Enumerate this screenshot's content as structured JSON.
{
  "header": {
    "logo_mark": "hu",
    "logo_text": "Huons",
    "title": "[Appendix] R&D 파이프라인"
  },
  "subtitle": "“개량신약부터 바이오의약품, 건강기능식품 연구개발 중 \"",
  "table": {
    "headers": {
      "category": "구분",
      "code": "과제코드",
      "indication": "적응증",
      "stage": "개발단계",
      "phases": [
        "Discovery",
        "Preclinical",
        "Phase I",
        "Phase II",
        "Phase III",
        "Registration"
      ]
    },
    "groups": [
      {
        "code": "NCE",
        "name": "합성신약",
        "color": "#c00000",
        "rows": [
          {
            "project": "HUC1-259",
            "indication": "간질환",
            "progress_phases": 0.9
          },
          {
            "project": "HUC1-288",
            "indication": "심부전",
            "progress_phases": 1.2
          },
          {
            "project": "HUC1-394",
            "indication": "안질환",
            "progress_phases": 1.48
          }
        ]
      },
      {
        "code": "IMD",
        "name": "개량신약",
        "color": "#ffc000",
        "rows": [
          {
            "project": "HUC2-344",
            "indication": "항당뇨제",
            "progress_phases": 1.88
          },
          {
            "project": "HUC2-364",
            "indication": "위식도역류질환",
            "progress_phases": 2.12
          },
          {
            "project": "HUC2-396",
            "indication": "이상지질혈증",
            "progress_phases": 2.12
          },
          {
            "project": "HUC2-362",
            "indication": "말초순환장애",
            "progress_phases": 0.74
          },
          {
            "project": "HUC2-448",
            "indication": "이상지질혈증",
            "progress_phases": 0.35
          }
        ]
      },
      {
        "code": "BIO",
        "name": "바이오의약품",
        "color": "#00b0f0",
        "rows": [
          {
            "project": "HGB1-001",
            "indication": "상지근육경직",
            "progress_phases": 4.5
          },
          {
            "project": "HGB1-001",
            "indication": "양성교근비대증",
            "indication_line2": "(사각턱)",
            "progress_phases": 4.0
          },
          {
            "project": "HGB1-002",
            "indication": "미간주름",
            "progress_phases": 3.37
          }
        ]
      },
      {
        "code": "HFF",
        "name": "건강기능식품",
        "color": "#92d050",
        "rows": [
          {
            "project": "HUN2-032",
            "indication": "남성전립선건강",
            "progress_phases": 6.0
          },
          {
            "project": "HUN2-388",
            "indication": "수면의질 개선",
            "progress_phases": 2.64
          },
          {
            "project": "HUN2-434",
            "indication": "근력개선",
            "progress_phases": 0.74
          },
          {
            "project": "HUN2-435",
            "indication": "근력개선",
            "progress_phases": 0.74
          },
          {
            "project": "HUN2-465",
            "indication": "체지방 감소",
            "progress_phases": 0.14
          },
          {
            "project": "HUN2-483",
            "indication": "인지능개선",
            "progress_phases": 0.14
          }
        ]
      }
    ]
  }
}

Stated problem: Go over the records above and tally the lines with the word "color" in them. Give the number alone.

Task answer: 4